Written problem: Hunt for the word "ziga" across the entries below, copying each line that holds it.

Records supplied:
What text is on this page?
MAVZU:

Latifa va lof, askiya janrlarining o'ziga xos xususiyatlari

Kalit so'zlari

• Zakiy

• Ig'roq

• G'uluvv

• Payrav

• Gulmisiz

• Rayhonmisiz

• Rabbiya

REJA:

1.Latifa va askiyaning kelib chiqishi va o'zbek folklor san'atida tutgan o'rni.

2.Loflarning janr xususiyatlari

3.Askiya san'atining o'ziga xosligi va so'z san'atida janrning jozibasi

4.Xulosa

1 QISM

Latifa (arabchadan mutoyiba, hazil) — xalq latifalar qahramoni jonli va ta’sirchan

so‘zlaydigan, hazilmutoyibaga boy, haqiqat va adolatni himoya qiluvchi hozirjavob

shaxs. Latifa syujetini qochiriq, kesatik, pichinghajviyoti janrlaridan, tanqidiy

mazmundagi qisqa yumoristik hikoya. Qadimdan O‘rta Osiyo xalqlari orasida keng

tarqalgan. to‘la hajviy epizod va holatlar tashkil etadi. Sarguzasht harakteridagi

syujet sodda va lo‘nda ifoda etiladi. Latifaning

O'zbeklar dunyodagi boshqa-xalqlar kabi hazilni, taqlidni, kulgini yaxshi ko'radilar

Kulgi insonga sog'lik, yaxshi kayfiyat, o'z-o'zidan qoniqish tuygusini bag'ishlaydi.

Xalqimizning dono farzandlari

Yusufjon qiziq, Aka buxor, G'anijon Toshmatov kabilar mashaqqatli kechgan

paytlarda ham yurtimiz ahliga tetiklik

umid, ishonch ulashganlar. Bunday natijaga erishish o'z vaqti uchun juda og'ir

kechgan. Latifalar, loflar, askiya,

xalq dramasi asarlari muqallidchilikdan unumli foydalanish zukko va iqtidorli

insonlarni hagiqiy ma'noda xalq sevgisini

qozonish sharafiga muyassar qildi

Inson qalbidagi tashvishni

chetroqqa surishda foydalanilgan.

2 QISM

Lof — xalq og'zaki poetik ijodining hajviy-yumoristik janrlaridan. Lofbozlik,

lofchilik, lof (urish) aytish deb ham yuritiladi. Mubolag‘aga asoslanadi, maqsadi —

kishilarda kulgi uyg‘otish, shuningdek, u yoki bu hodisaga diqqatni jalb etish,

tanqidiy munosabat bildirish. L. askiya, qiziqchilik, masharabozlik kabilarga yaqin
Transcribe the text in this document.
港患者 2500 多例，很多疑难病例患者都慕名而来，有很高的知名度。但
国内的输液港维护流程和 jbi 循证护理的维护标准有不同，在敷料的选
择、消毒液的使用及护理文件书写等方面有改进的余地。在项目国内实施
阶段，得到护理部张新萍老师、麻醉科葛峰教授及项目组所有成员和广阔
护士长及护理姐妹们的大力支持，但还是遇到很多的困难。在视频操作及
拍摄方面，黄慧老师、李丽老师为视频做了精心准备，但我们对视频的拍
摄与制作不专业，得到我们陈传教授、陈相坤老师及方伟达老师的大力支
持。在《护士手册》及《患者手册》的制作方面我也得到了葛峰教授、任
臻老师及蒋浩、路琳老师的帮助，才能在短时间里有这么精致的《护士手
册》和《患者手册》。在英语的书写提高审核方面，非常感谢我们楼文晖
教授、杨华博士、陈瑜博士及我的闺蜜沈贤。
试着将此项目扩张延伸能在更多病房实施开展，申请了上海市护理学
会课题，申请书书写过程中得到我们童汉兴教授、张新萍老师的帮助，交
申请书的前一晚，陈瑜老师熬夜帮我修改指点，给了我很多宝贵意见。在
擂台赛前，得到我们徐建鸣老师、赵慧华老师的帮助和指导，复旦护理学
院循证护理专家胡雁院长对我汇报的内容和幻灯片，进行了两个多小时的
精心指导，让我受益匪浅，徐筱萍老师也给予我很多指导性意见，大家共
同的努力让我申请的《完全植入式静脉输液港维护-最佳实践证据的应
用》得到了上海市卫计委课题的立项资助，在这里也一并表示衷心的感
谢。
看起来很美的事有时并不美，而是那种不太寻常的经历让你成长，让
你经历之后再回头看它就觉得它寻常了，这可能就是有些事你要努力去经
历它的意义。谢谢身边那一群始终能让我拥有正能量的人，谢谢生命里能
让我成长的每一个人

The reply:
Latifa va lof, askiya janrlarining o'ziga xos xususiyatlari
3.Askiya san'atining o'ziga xosligi va so'z san'atida janrning jozibasi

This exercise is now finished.